* [SET TASKS]
(1) In the notes on streaming Era5 data, for which range of dates is Era5 data available?
(2) In the notes on streaming Era5 data, reproduce the passage from "time_stamps = list()" up to and including "time_series.append(image)".

You need to have an account on the [Destination Earth Platform](https://auth.destine.eu/realms/desp/account).

#### ⚠️ Warning: Authorized Access Only
The usage of this notebook and data access is reserved only to authorized user groups.

In [1]:
%%capture cap
%run ./auth.py

In [2]:
output_1 = cap.stdout.split('}\n')
token_loc = output_1[-1][0:-1]

# Imports and general definitions
We start by importing necessary packages and definitions regarding the resolution and the endpoint to the streaming api.

Note: The API token must be set here including the user group

In [3]:
from dtelib import DTEStreamer
from datetime import datetime
import xarray as xa
import rioxarray # noqa
from pyproj import CRS
from rasterio.transform import from_origin

FORMAT = '%Y-%m-%dT%H:%M'

# Parameters for stream access

Here the parameters are set to access the data from the service, e.g. era5 datasets.

*short_name*: an abbreviated name for the data</br>
*start_date*: the time and date to start the stream</br>
*end_date*: the time and date to end the stream</br>
</br>
Era5 data is available for dates between 01-01-1940 00:00 to 31-12-2023 23:00
and these datasets:

| short_name | name                           | compression ratio | mean relative error | SSIM  |
|------------|--------------------------------|-------------------|---------------------|-------|
| 2d         | 2 meter dewpoint temperature   | 1 : 13            | 0.1 %               | 0.992 |
| 2t         | 2 meter temperature            | 1 : 13            | 0.01 %              | 0.996 |
| 10u        | 10 metre U wind component      | 1 : 27            | 0.3 %               | 0.995 |
| 10v        | 10 metre V wind component      | 1 : 27            | 0.2 %               | 0.996 |


If you have a code snippet, use it to replace the code in the cell below:


In [4]:
category_name = 'Era5'
short_name = '2d'
start_date = datetime.strptime('1954-07-15T12:00', FORMAT)
end_date = datetime.strptime('1954-07-20T12:00', FORMAT)

# Loading the stream

With the DTEStreamer class we can easily access the data stream through the api and access individual data frames. 
At first, we create a DTEStreamer object with the parameters defined in the step above. The object initializes right away by calling the api to get meta information about the stream and the location of the stream. (You can take a look at the api yourself in the swagger [here](https://dev.destinestreamer.geoville.com/api/streaming/metadata)). The images() method opens the stream and creates a generator object which can be used in a for loop to load the individual time steps. Each frame is loaded individually for every step in the loop.
Note that two variables in the for loop correspond to the time stamp and the actual data.

Note that in this example, the data and time stamps are loaded into a list. A print statements keep us on track with the progress.

Note: This example should be modified to your purpose especially if you plan to do a long time series analysis, as it will load all the data of the loop into memory.


In [None]:
streamer = DTEStreamer(category_name=category_name,
                       short_name=short_name,
                       start_date=start_date,
                       end_date=end_date,
                       token_loc=token_loc)

time_series = list()
time_stamps = list()

for image, time_stamp in streamer.images():
    if time_stamp.hour != 12:
        continue
        
    time_stamps.append(time_stamp)
    time_series.append(image)
    print(time_stamp)

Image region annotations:
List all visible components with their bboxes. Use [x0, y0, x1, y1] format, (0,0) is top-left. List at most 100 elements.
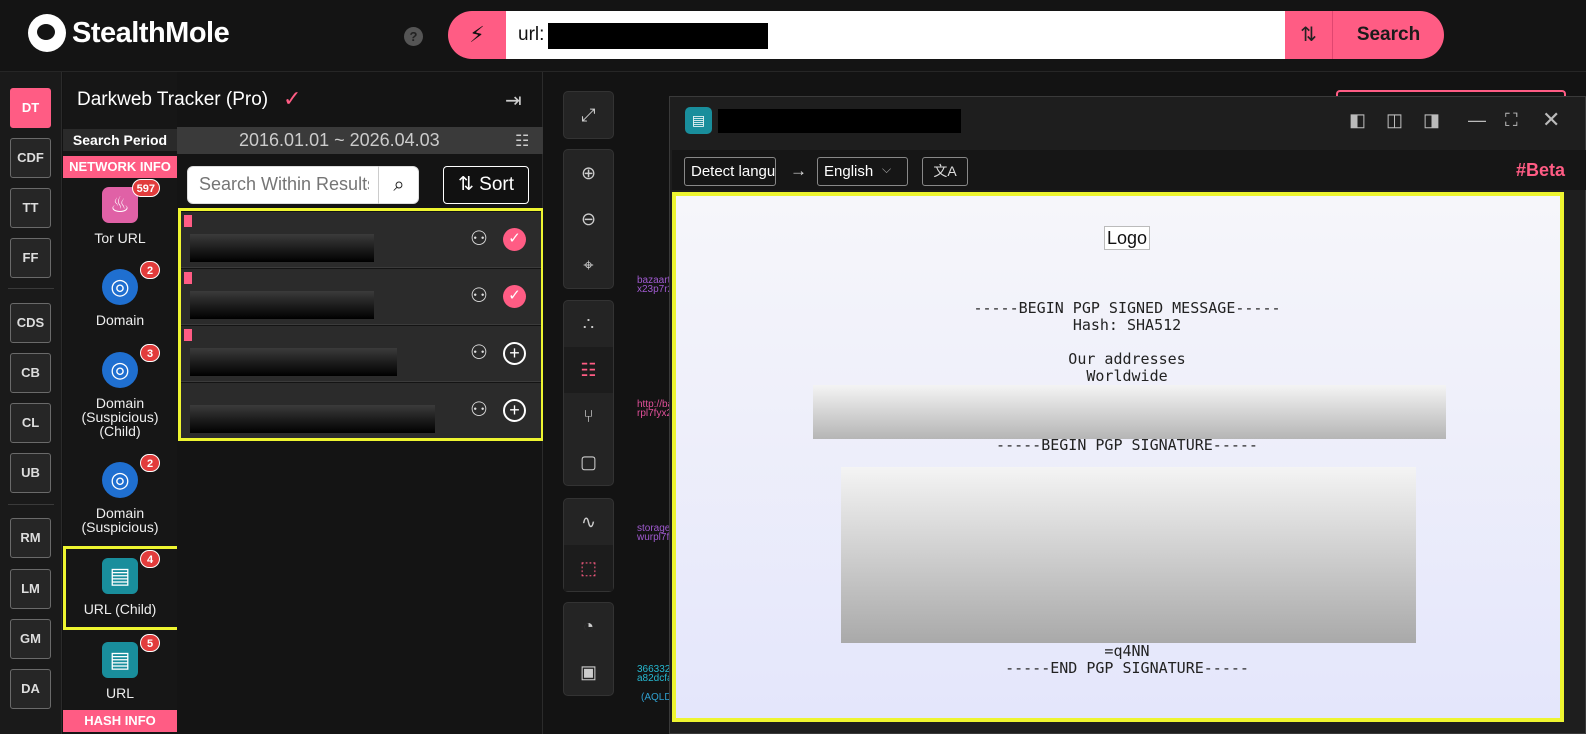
nav-lm[interactable]: LM — [10, 569, 51, 609]
camera-icon[interactable]: ▣ — [564, 649, 613, 695]
translate-toolbar — [672, 150, 1586, 190]
count-badge: 3 — [140, 344, 160, 362]
nav-gm[interactable]: GM — [10, 619, 51, 659]
tool-group-path: ∿ ⬚ — [563, 498, 614, 592]
tool-group-view: ⤢ — [563, 91, 614, 139]
search-within-input[interactable] — [199, 174, 369, 195]
arrow-right-icon: → — [790, 161, 807, 180]
globe-icon: ◎ 2 — [102, 261, 160, 305]
brand-name: StealthMole — [72, 16, 230, 49]
redacted-query — [548, 23, 768, 49]
tool-group-zoom: ⊕ ⊖ ⌖ — [563, 149, 614, 289]
category-label: Domain (Suspicious) — [81, 505, 159, 535]
nav-cdf[interactable]: CDF — [10, 138, 51, 178]
category-domain-suspicious-child[interactable]: ◎ 3 Domain (Suspicious) (Child) — [63, 344, 177, 439]
locate-icon[interactable]: ⌖ — [564, 242, 613, 288]
nav-divider — [8, 504, 54, 505]
nav-cds[interactable]: CDS — [10, 303, 51, 343]
help-icon[interactable]: ? — [404, 27, 423, 46]
branch-layout-icon[interactable]: ⑂ — [564, 393, 613, 439]
pgp-checksum: =q4NN — [1104, 642, 1150, 660]
search-period-label: Search Period — [63, 129, 177, 151]
minimize-icon[interactable]: — — [1468, 110, 1486, 131]
path-icon[interactable]: ∿ — [564, 499, 613, 545]
tor-icon: ♨ 597 — [102, 179, 160, 223]
chevron-down-icon: ⌵ — [882, 162, 892, 176]
filter-settings-icon[interactable]: ☷ — [515, 131, 529, 151]
nav-da[interactable]: DA — [10, 669, 51, 709]
search-icon[interactable]: ⌕ — [378, 166, 419, 204]
nav-rm[interactable]: RM — [10, 518, 51, 558]
mole-logo-icon — [28, 14, 66, 52]
page-logo: Logo — [1104, 226, 1150, 250]
zoom-in-icon[interactable]: ⊕ — [564, 150, 613, 196]
hash-info-header: HASH INFO — [63, 710, 177, 732]
redacted-block — [841, 467, 1416, 643]
split-left-icon[interactable]: ◧ — [1349, 110, 1366, 131]
source-language-select[interactable]: Detect language — [684, 157, 776, 186]
graph-node-label[interactable]: (AQLD — [641, 693, 672, 703]
nav-cl[interactable]: CL — [10, 403, 51, 443]
graph-node-label[interactable]: x23p7r2 — [637, 285, 673, 295]
category-domain-suspicious[interactable]: ◎ 2 Domain (Suspicious) — [63, 454, 177, 535]
search-button[interactable]: Search — [1333, 11, 1444, 59]
count-badge: 5 — [140, 634, 160, 652]
graph-node-label[interactable]: a82dcfa — [637, 674, 673, 684]
pgp-begin-signature: -----BEGIN PGP SIGNATURE----- — [996, 436, 1258, 454]
globe-icon: ◎ 3 — [102, 344, 160, 388]
crop-select-icon[interactable]: ⬚ — [564, 545, 613, 591]
frame-layout-icon[interactable]: ▢ — [564, 439, 613, 485]
nav-tt[interactable]: TT — [10, 188, 51, 228]
results-highlight — [178, 208, 544, 441]
count-badge: 2 — [140, 261, 160, 279]
network-info-header: NETWORK INFO — [63, 156, 177, 178]
search-options-icon[interactable]: ⇅ — [1285, 11, 1333, 59]
panel-title: Darkweb Tracker (Pro) — [77, 89, 269, 110]
addresses-heading: Our addresses — [1068, 350, 1186, 368]
split-center-icon[interactable]: ◫ — [1386, 110, 1403, 131]
tool-group-layout: ∴ ☷ ⑂ ▢ — [563, 300, 614, 486]
tool-group-export: ◔ ▣ — [563, 602, 614, 696]
nav-cb[interactable]: CB — [10, 353, 51, 393]
maximize-icon[interactable]: ⛶ — [1505, 110, 1518, 131]
category-tor-url[interactable]: ♨ 597 Tor URL — [63, 179, 177, 246]
close-icon[interactable]: ✕ — [1542, 107, 1560, 133]
ai-translate-icon[interactable]: 文A — [922, 157, 968, 186]
nav-dt[interactable]: DT — [10, 88, 51, 128]
browser-window-icon: ▤ 5 — [102, 634, 160, 678]
worldwide-text: Worldwide — [1086, 367, 1168, 385]
collapse-panel-icon[interactable]: ⇥ — [505, 88, 522, 113]
search-period-value[interactable]: 2016.01.01 ~ 2026.04.03 — [239, 130, 440, 151]
category-url[interactable]: ▤ 5 URL — [63, 634, 177, 701]
bolt-icon[interactable]: ⚡︎ — [448, 11, 506, 59]
check-icon[interactable]: ✓ — [283, 86, 301, 112]
target-language-select[interactable]: English — [817, 157, 908, 186]
brand-logo[interactable]: StealthMole — [28, 14, 230, 52]
category-label: URL — [105, 685, 134, 701]
category-label: Domain — [95, 312, 145, 328]
compass-icon[interactable]: ◔ — [564, 603, 613, 649]
fit-screen-icon[interactable]: ⤢ — [564, 92, 613, 138]
globe-icon: ◎ 2 — [102, 454, 160, 498]
left-nav: DT CDF TT FF CDS CB CL UB RM LM GM DA — [0, 72, 62, 734]
split-right-icon[interactable]: ◨ — [1423, 110, 1440, 131]
redacted-title — [718, 109, 961, 133]
category-label: Tor URL — [94, 230, 146, 246]
browser-window-icon: ▤ — [685, 107, 712, 134]
sort-button[interactable]: ⇅ Sort — [443, 166, 529, 204]
hierarchy-layout-icon[interactable]: ☷ — [564, 347, 613, 393]
pgp-hash: Hash: SHA512 — [1072, 316, 1182, 334]
nav-ff[interactable]: FF — [10, 238, 51, 278]
beta-tag: #Beta — [1516, 160, 1566, 180]
category-label: Domain (Suspicious) (Child) — [81, 395, 159, 439]
nav-ub[interactable]: UB — [10, 453, 51, 493]
network-layout-icon[interactable]: ∴ — [564, 301, 613, 347]
zoom-out-icon[interactable]: ⊖ — [564, 196, 613, 242]
selection-highlight — [63, 546, 182, 630]
nav-divider — [8, 288, 54, 289]
category-domain[interactable]: ◎ 2 Domain — [63, 261, 177, 328]
count-badge: 2 — [140, 454, 160, 472]
count-badge: 597 — [131, 179, 160, 197]
graph-node-label[interactable]: rpl7fyx2 — [637, 409, 672, 419]
pgp-begin-message: -----BEGIN PGP SIGNED MESSAGE----- — [973, 299, 1281, 317]
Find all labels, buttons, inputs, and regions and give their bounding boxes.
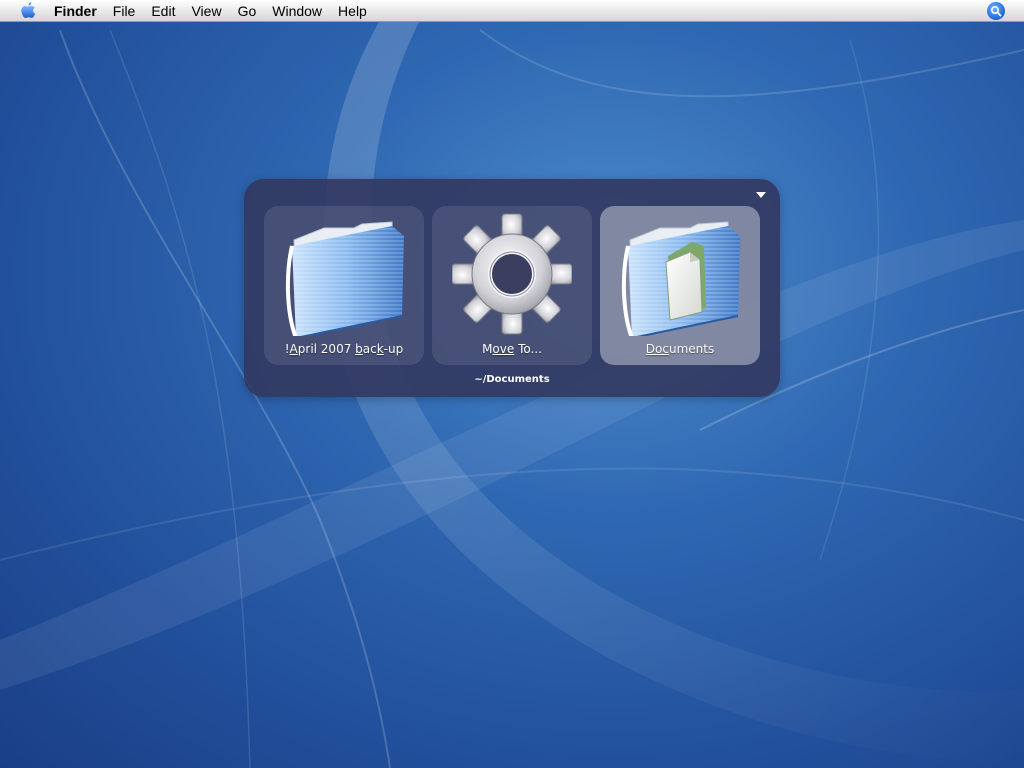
result-pane-action[interactable]: Move To... [432,206,592,365]
menu-view[interactable]: View [183,0,229,22]
spotlight-search-icon[interactable] [987,2,1005,20]
menu-help[interactable]: Help [330,0,375,22]
result-pane-target[interactable]: Documents [600,206,760,365]
documents-folder-icon [621,221,740,336]
path-label: ~/Documents [474,374,550,385]
launcher-panel: !April 2007 back-up Move To... Documents… [244,179,780,397]
pane-label-backup: !April 2007 back-up [284,342,404,356]
menu-window[interactable]: Window [264,0,330,22]
menu-go[interactable]: Go [230,0,265,22]
apple-icon[interactable] [18,1,38,21]
triangle-down-icon[interactable] [756,192,766,198]
pane-label-move-to: Move To... [482,342,542,356]
menu-edit[interactable]: Edit [143,0,183,22]
folder-icon [285,221,404,336]
pane-label-documents: Documents [645,342,715,356]
menu-bar: Finder File Edit View Go Window Help [0,0,1024,22]
menu-finder[interactable]: Finder [50,0,105,22]
menu-file[interactable]: File [105,0,144,22]
result-pane-folder[interactable]: !April 2007 back-up [264,206,424,365]
gear-icon [452,213,572,335]
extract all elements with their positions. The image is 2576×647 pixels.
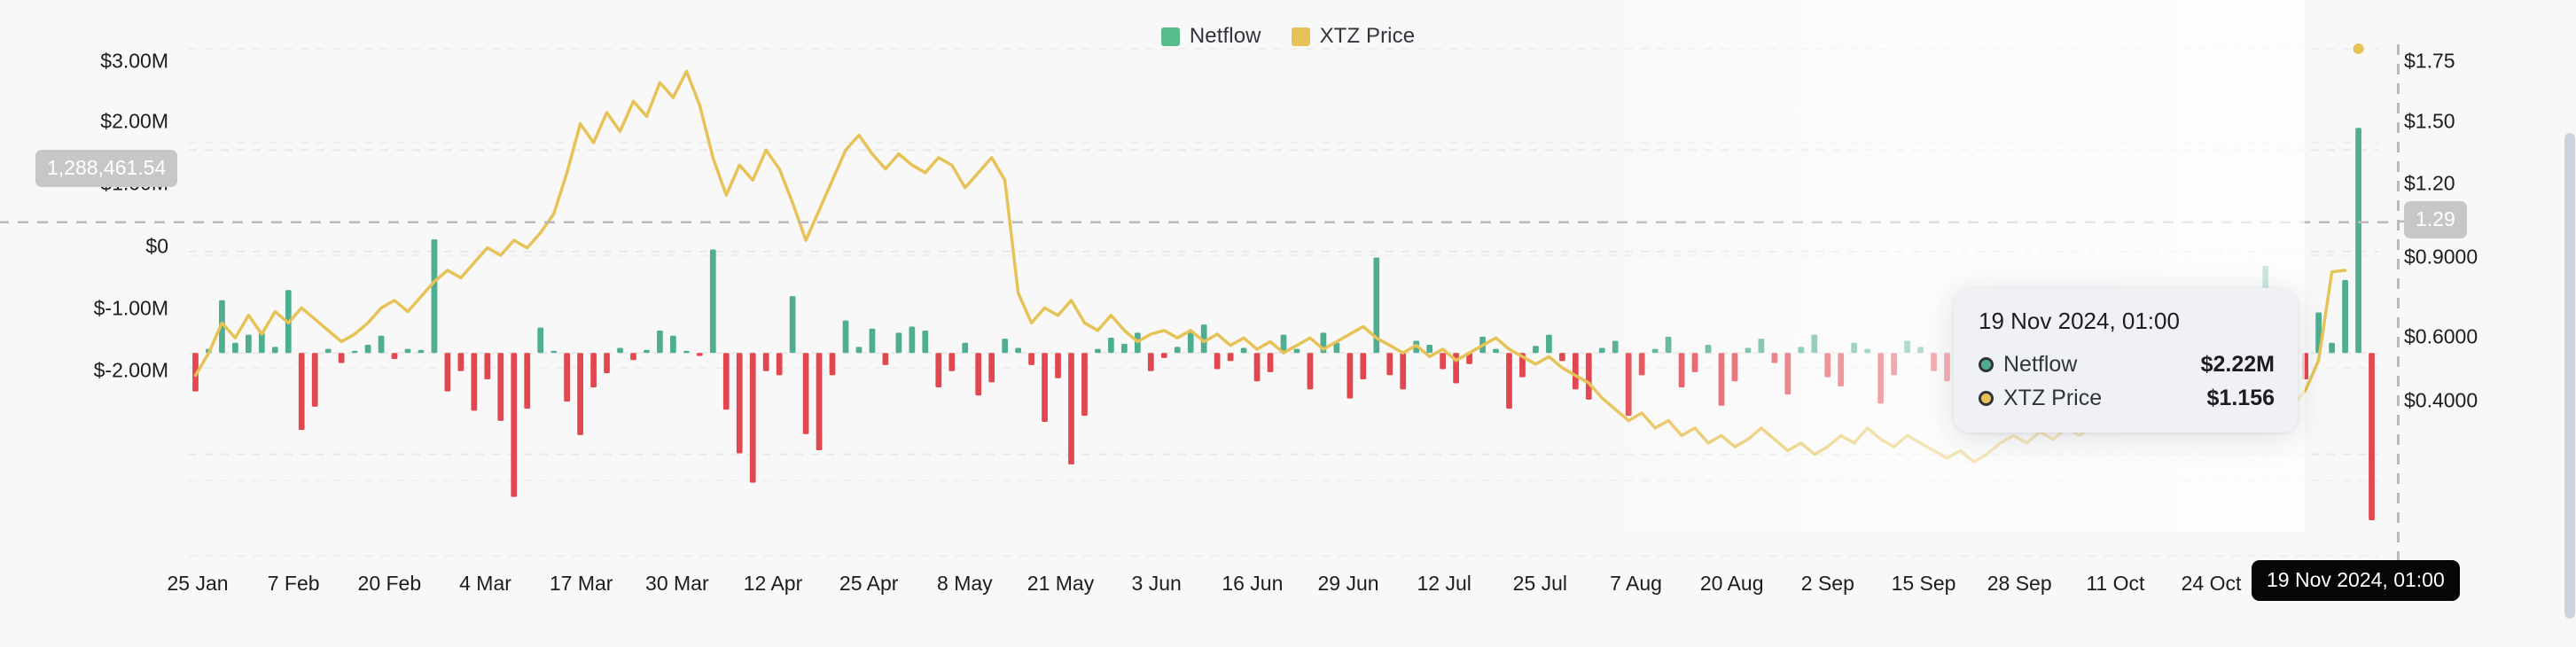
legend-label-netflow: Netflow (1189, 24, 1261, 48)
y-right-tick-060: $0.6000 (2404, 324, 2478, 348)
x-axis-tick: 7 Aug (1610, 572, 1662, 595)
tooltip-series-name: XTZ Price (2003, 386, 2103, 410)
x-axis-tick: 12 Jul (1417, 572, 1471, 595)
legend-label-xtz-price: XTZ Price (1319, 24, 1416, 48)
y-right-tick-090: $0.9000 (2404, 245, 2478, 269)
x-axis-tick: 25 Apr (839, 572, 899, 595)
y-left-tick-0: $0 (145, 234, 168, 258)
x-axis-tick: 3 Jun (1131, 572, 1182, 595)
x-axis-tick: 24 Oct (2181, 572, 2242, 595)
y-right-tick-150: $1.50 (2404, 109, 2455, 133)
tooltip-title: 19 Nov 2024, 01:00 (1979, 308, 2180, 334)
y-right-tick-175: $1.75 (2404, 49, 2455, 73)
crosshair-right-value-badge: 1.29 (2404, 201, 2467, 238)
x-axis-tick: 7 Feb (267, 572, 320, 595)
x-axis-tick: 25 Jul (1512, 572, 1568, 595)
crosshair-left-value-badge: 1,288,461.54 (35, 150, 178, 187)
crosshair-date-pill: 19 Nov 2024, 01:00 (2252, 560, 2460, 601)
x-axis-tick: 29 Jun (1317, 572, 1379, 595)
tooltip-series-value: $1.156 (2206, 386, 2275, 410)
tooltip-series-name: Netflow (2003, 352, 2078, 377)
x-axis-tick: 15 Sep (1891, 572, 1956, 595)
series-dot-icon (1979, 357, 1994, 372)
y-right-tick-040: $0.4000 (2404, 388, 2478, 412)
x-axis-tick: 4 Mar (459, 572, 511, 595)
x-axis-tick: 30 Mar (645, 572, 709, 595)
y-right-tick-120: $1.20 (2404, 171, 2455, 195)
x-axis-tick: 28 Sep (1987, 572, 2052, 595)
tooltip-row-netflow: Netflow $2.22M (1979, 352, 2275, 378)
x-axis-tick: 20 Feb (357, 572, 422, 595)
y-left-tick-2m: $2.00M (100, 109, 168, 133)
x-axis-tick: 20 Aug (1699, 572, 1764, 595)
x-axis-tick: 16 Jun (1222, 572, 1284, 595)
square-swatch-icon (1160, 27, 1180, 46)
legend-item-netflow[interactable]: Netflow (1160, 24, 1261, 49)
x-axis-tick: 2 Sep (1800, 572, 1854, 595)
square-swatch-icon (1291, 27, 1310, 46)
y-left-tick-neg2m: $-2.00M (93, 358, 168, 382)
x-axis-tick: 25 Jan (167, 572, 229, 595)
legend-item-xtz-price[interactable]: XTZ Price (1291, 24, 1416, 49)
x-axis-tick: 12 Apr (743, 572, 803, 595)
x-axis-tick: 17 Mar (549, 572, 613, 595)
series-dot-icon (1979, 391, 1994, 406)
netflow-price-chart: Netflow XTZ Price $3.00M $2.00M $1.00M $… (0, 0, 2576, 647)
page-scrollbar-thumb[interactable] (2564, 133, 2575, 619)
x-axis-tick: 11 Oct (2086, 572, 2145, 595)
x-axis-tick: 8 May (937, 572, 993, 595)
page-scrollbar-track[interactable] (2564, 0, 2576, 647)
tooltip-row-xtz-price: XTZ Price $1.156 (1979, 386, 2275, 411)
x-axis-tick: 21 May (1026, 572, 1095, 595)
chart-legend: Netflow XTZ Price (0, 23, 2576, 50)
y-left-tick-3m: $3.00M (100, 49, 168, 73)
tooltip-series-value: $2.22M (2200, 352, 2275, 377)
y-left-tick-neg1m: $-1.00M (93, 296, 168, 320)
hover-tooltip: 19 Nov 2024, 01:00 Netflow $2.22M XTZ Pr… (1954, 288, 2298, 433)
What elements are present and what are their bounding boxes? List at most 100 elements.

* [ANSWERS TO THE TASKS]
(1) From 01-01-1940 00:00 to 31-12-2023 23:00.

(2)
time_stamps = list()

for image, time_stamp in streamer.images():
    if time_stamp.hour != 12:
        continue
        
    time_stamps.append(time_stamp)
    time_series.append(image)